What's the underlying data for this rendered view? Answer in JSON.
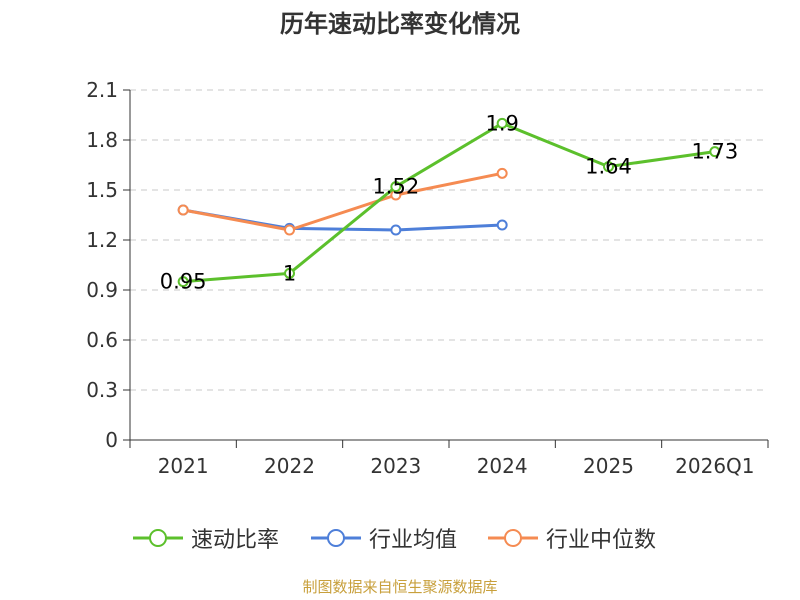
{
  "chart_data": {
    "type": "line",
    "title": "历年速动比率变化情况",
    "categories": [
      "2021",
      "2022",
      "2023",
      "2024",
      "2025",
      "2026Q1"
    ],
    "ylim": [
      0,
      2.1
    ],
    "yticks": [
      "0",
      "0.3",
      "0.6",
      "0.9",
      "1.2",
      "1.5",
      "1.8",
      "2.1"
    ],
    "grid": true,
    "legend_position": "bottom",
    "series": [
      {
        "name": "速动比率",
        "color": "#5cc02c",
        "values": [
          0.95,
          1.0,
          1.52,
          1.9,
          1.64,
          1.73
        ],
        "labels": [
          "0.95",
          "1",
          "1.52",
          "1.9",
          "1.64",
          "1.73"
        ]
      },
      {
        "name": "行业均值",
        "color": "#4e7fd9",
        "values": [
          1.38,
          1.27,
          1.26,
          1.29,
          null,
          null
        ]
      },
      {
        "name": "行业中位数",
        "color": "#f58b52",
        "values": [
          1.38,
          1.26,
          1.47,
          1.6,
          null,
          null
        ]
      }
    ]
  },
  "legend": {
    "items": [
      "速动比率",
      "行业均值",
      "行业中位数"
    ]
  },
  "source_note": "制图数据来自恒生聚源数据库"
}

━━━━━━━━

YOUR OBJECTIVE:
Return each line from the material above exactly, but not the pictures.

THE RESULT:
What's the underlying data for this rendered view? Answer in JSON.
{
  "chart_data": {
    "type": "line",
    "title": "历年速动比率变化情况",
    "categories": [
      "2021",
      "2022",
      "2023",
      "2024",
      "2025",
      "2026Q1"
    ],
    "ylim": [
      0,
      2.1
    ],
    "yticks": [
      "0",
      "0.3",
      "0.6",
      "0.9",
      "1.2",
      "1.5",
      "1.8",
      "2.1"
    ],
    "grid": true,
    "legend_position": "bottom",
    "series": [
      {
        "name": "速动比率",
        "color": "#5cc02c",
        "values": [
          0.95,
          1.0,
          1.52,
          1.9,
          1.64,
          1.73
        ],
        "labels": [
          "0.95",
          "1",
          "1.52",
          "1.9",
          "1.64",
          "1.73"
        ]
      },
      {
        "name": "行业均值",
        "color": "#4e7fd9",
        "values": [
          1.38,
          1.27,
          1.26,
          1.29,
          null,
          null
        ]
      },
      {
        "name": "行业中位数",
        "color": "#f58b52",
        "values": [
          1.38,
          1.26,
          1.47,
          1.6,
          null,
          null
        ]
      }
    ]
  },
  "legend": {
    "items": [
      "速动比率",
      "行业均值",
      "行业中位数"
    ]
  },
  "source_note": "制图数据来自恒生聚源数据库"
}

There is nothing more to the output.